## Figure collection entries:

◇ ◇ ◇

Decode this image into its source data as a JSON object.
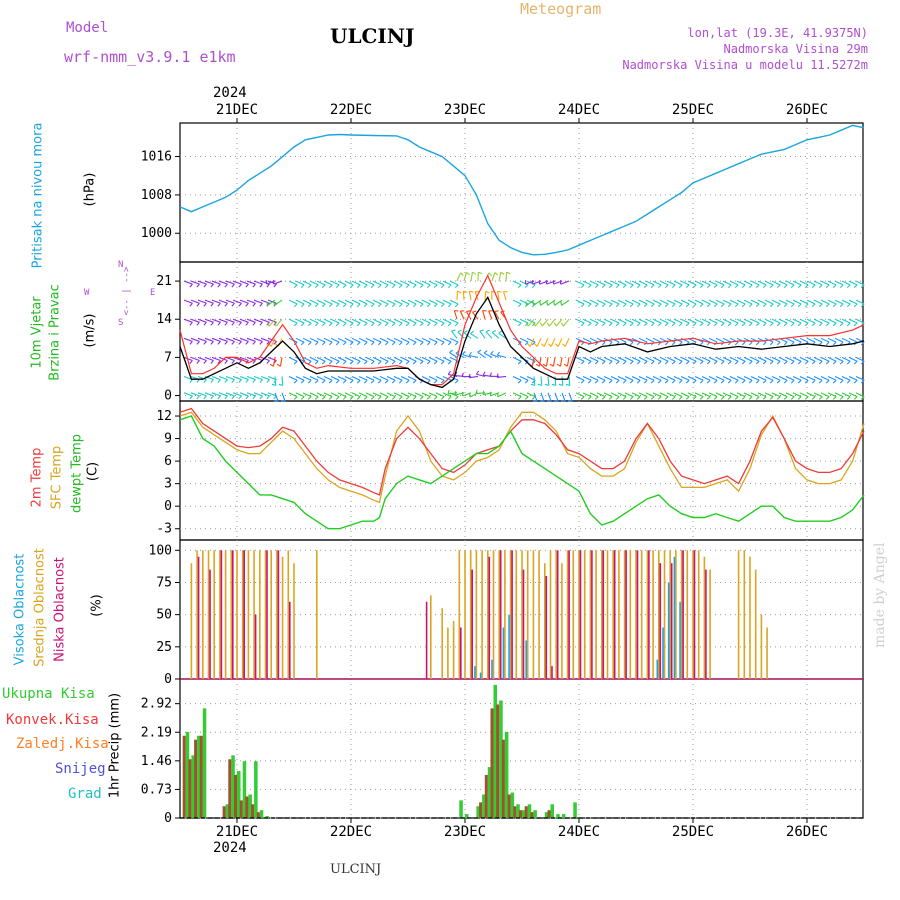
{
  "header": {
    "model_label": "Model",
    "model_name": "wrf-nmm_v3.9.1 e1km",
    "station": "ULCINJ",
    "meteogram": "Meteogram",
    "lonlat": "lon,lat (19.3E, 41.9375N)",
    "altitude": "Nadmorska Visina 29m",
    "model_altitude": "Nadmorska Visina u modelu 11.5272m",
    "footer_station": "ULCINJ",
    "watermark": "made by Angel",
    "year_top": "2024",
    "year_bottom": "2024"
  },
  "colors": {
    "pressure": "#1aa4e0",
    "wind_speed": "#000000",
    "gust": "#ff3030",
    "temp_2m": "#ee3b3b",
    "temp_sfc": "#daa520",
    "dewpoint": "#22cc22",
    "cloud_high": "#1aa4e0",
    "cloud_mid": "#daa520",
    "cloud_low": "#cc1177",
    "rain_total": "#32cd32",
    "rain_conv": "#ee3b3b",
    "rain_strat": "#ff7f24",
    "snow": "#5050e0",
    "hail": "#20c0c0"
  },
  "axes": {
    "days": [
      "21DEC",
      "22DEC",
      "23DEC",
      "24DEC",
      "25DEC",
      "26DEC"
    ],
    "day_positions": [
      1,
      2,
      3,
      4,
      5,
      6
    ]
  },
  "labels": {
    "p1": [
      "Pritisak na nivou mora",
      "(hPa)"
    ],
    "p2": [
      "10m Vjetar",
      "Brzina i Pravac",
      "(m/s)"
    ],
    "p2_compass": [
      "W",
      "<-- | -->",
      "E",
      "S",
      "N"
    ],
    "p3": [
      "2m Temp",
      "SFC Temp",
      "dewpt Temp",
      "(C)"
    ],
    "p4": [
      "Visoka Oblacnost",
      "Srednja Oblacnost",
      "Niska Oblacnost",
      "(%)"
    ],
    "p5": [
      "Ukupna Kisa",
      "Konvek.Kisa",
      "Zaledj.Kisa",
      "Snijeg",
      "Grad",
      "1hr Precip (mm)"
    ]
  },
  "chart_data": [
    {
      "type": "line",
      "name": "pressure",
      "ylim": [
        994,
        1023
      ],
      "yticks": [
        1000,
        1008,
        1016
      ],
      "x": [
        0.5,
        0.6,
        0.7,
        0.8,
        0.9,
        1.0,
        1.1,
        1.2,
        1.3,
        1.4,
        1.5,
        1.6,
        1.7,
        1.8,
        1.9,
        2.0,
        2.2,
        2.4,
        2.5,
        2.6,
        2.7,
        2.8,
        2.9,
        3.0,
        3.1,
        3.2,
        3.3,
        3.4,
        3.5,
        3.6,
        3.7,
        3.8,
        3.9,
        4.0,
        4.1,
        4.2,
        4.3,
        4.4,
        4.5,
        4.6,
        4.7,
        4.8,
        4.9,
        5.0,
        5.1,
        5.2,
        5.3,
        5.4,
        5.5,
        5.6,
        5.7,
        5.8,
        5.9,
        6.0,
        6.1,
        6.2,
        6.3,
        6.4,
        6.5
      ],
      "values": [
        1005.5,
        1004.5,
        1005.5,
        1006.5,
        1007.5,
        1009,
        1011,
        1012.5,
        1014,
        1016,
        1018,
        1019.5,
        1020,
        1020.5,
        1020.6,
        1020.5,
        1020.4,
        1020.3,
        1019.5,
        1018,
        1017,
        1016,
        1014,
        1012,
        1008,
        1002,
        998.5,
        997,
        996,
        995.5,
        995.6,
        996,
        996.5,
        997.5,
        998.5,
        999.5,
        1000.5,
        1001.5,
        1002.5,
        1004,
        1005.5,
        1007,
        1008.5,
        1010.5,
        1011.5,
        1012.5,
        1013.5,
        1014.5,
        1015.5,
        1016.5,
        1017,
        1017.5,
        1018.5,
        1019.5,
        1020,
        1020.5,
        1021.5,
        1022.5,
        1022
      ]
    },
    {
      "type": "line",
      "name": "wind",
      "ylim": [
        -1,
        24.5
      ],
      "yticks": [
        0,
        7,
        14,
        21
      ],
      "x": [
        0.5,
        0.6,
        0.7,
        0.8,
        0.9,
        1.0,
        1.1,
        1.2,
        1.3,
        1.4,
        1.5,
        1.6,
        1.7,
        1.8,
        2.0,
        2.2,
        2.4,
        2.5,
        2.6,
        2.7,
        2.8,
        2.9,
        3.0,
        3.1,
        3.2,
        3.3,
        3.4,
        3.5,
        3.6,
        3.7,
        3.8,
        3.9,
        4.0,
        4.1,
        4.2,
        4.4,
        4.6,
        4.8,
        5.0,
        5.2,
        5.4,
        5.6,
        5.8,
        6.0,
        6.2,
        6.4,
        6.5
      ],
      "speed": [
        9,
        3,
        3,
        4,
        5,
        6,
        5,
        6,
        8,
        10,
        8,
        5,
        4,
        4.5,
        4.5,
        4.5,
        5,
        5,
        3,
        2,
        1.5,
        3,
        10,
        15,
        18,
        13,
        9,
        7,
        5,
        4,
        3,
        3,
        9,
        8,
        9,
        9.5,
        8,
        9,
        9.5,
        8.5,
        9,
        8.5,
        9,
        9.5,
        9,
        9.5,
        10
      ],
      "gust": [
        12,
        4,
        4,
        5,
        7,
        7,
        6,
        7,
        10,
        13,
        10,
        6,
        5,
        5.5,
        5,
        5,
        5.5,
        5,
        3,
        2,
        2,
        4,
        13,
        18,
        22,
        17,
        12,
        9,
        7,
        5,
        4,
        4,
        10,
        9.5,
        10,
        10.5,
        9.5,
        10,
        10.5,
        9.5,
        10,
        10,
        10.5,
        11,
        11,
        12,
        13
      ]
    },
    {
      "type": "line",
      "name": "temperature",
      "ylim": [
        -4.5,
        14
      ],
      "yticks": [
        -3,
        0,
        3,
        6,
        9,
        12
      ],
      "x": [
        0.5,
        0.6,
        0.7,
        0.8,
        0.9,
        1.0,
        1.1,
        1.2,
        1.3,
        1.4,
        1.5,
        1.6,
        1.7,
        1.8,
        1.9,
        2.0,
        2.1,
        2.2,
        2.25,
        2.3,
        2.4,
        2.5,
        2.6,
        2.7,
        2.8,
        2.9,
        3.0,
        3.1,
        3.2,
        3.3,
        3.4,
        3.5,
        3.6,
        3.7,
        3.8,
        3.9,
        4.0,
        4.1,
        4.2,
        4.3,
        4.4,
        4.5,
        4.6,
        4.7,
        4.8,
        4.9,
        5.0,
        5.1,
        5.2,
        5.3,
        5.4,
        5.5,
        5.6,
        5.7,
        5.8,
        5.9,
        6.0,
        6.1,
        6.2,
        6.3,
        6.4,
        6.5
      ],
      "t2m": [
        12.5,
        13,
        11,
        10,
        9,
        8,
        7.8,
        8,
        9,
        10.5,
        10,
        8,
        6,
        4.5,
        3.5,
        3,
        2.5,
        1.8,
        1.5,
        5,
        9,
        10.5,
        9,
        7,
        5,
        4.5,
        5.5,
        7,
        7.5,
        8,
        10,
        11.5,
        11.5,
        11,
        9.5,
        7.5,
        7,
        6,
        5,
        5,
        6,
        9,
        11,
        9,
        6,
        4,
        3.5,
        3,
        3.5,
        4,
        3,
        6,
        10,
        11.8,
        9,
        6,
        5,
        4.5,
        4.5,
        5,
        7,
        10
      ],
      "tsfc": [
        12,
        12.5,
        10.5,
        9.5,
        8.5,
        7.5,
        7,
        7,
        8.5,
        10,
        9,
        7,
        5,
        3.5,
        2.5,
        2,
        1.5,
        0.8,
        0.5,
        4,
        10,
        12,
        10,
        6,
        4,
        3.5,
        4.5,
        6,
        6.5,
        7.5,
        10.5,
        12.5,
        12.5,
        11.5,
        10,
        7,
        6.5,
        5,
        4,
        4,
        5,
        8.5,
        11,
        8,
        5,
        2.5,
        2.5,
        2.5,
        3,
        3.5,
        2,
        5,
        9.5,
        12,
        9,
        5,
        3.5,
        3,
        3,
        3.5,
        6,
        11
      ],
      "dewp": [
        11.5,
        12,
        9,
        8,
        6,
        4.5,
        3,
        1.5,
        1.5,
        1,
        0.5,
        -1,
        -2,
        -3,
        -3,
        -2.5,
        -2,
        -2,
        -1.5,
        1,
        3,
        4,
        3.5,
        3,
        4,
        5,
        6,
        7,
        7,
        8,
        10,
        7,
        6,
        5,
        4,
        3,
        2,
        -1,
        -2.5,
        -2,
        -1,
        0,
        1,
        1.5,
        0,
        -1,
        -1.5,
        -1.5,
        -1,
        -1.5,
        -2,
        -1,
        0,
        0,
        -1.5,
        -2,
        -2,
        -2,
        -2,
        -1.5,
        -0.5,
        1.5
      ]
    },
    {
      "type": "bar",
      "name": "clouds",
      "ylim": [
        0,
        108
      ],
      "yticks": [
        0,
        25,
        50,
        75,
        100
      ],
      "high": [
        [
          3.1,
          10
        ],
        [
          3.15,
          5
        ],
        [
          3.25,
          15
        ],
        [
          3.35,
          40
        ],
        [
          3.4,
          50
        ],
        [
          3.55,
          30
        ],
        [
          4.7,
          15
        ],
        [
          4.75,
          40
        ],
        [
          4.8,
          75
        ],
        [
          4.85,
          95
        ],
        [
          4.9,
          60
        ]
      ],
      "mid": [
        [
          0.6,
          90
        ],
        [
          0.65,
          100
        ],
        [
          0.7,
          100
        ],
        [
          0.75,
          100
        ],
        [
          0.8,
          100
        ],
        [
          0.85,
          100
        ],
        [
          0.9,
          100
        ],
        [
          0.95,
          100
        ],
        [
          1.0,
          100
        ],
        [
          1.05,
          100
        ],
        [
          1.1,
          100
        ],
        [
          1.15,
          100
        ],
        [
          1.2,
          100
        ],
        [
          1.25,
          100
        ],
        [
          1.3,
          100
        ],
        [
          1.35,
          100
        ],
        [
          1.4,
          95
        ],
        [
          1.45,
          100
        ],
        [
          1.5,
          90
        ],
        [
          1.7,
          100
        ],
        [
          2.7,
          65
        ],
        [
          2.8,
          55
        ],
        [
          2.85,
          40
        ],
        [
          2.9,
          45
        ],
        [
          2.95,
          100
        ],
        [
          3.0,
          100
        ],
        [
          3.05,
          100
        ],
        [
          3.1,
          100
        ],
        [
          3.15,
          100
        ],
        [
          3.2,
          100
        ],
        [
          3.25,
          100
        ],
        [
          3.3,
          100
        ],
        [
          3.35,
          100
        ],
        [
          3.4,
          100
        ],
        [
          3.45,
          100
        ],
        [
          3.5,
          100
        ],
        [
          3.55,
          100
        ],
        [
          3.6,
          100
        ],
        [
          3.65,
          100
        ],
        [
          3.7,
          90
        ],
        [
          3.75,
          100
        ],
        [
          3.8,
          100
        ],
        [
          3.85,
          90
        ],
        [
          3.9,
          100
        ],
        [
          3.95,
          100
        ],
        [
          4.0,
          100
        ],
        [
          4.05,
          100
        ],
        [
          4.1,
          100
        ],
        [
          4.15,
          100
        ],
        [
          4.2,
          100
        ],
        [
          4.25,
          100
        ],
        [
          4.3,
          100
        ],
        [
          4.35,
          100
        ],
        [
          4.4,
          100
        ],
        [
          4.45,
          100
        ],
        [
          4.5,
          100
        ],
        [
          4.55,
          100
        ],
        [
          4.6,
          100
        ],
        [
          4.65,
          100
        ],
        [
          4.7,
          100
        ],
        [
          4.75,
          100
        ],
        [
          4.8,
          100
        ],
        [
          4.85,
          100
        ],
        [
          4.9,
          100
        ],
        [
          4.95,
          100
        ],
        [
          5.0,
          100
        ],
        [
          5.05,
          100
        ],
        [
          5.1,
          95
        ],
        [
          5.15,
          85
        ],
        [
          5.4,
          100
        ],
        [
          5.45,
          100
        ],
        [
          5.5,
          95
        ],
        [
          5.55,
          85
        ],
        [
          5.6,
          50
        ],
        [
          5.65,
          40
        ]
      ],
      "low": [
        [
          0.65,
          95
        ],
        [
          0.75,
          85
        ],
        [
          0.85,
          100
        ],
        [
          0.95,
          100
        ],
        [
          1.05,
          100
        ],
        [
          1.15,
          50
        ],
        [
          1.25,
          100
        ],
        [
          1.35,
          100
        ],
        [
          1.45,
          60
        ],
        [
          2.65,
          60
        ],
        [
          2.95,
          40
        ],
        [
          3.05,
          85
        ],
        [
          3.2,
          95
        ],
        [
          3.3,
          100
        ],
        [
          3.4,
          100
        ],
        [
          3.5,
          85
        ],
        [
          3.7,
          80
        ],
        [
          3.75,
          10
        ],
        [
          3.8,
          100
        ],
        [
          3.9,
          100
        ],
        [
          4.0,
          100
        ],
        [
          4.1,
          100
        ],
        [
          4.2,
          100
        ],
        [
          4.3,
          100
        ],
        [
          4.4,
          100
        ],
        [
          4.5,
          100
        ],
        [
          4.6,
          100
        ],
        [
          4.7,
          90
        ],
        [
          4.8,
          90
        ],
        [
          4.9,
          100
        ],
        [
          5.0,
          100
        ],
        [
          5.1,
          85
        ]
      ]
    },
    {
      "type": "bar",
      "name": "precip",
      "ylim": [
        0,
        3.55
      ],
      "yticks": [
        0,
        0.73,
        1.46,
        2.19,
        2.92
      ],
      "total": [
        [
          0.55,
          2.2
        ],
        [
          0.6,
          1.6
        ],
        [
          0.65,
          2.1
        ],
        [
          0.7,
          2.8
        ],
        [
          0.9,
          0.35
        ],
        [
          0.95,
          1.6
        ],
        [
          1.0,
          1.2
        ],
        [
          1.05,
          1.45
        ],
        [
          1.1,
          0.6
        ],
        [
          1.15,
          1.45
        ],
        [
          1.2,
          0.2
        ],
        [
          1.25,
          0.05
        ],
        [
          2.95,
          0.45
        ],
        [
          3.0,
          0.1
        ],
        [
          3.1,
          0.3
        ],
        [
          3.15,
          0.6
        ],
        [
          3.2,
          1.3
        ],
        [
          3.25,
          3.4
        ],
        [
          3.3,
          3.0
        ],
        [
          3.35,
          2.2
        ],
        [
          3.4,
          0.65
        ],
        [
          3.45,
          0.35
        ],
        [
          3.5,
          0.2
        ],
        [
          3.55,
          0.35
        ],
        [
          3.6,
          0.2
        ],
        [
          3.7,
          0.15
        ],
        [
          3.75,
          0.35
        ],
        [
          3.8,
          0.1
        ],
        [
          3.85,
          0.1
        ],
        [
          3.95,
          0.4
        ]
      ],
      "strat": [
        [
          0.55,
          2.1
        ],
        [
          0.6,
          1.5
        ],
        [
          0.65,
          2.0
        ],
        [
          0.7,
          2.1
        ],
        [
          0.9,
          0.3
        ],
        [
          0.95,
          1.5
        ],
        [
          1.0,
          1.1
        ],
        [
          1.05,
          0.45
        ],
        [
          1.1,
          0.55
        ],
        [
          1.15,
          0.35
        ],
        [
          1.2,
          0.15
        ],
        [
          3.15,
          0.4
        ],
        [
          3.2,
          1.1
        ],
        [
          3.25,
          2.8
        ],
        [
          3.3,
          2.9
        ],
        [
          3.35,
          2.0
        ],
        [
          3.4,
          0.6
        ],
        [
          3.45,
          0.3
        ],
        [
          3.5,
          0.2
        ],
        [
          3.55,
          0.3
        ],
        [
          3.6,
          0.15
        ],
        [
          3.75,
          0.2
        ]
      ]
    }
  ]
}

◇ ◇ ◇

## Given instruction:
Pick out every line above that holds the word "Nadmorska" and copy it.

## Task output:
    "altitude": "Nadmorska Visina 29m",
    "model_altitude": "Nadmorska Visina u modelu 11.5272m",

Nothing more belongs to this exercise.